### Selected passage
========================================

Sofia Coppola’s slim but remarkably cohesive five-feature filmography has established a signature shot: the window gaze. In general, Coppola’s films are filled with glass and reflective surfaces, but this specific shot—the camera looking in at a character who is looking out at the world, usually with reflections of that world appearing in the glass—distills all the writer-director’s pet themes of alienation, observation, and transition into a single image. And appropriately enough, it all began at the beginning, with Coppola’s feature debut, 2000’s The Virgin Suicides.
It’s always tempting to look back at filmmakers’ first full-length works through the lens of their subsequent projects, to seek out the seeds of what their careers became. But feature debuts are rarely as auspicious as The Virgin Suicides, which is as distinctive and specific as first features get. And for good reason: Coppola grew up in a filmmaking family, learning the craft informally with her father Francis Ford Coppola, and occasionally stepping in front of his lens. (The critical reaction to her much-maligned performance in The Godfather Part III almost certainly shaped some of her recurring themes and interests, as well as how she interacts with her actors.) But when it came to actually taking up the family vocation, Sofia took her time, first pursuing painting, photography, and fashion before zeroing in on a way to combine all three into the medium she grew up with.

========================================

### Data lines
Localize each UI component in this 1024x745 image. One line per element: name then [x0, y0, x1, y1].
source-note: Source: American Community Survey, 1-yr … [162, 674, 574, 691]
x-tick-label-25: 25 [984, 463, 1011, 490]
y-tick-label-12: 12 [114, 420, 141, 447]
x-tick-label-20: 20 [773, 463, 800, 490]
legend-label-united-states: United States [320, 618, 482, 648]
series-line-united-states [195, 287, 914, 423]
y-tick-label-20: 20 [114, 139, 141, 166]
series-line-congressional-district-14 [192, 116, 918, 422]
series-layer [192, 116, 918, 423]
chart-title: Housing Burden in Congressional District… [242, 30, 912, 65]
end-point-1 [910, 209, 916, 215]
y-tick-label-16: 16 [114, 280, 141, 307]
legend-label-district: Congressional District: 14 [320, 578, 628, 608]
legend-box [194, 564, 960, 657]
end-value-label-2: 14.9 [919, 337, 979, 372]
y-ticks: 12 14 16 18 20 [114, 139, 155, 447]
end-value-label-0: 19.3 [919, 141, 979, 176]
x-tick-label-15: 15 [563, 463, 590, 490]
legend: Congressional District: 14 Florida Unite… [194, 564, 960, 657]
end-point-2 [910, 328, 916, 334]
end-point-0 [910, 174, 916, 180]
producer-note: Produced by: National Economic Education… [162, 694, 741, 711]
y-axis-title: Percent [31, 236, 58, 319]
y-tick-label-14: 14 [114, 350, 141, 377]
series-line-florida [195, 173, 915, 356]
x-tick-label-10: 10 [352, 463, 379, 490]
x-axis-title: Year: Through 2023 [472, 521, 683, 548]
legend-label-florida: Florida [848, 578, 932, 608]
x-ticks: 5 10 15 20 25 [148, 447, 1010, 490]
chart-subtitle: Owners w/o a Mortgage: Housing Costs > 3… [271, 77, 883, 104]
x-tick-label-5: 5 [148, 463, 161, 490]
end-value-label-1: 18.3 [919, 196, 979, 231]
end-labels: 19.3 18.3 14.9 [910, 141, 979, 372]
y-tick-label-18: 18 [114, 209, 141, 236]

========================================

### Problem details
Restate the stretch of the Sofia Coppola passage from "It’s always tempting" through "grew up with.", switching "fashion" for "architecture".

### Completed exercise
It’s always tempting to look back at filmmakers’ first full-length works through the lens of their subsequent projects, to seek out the seeds of what their careers became. But feature debuts are rarely as auspicious as The Virgin Suicides, which is as distinctive and specific as first features get. And for good reason: Coppola grew up in a filmmaking family, learning the craft informally with her father Francis Ford Coppola, and occasionally stepping in front of his lens. (The critical reaction to her much-maligned performance in The Godfather Part III almost certainly shaped some of her recurring themes and interests, as well as how she interacts with her actors.) But when it came to actually taking up the family vocation, Sofia took her time, first pursuing painting, photography, and architecture before zeroing in on a way to combine all three into the medium she grew up with.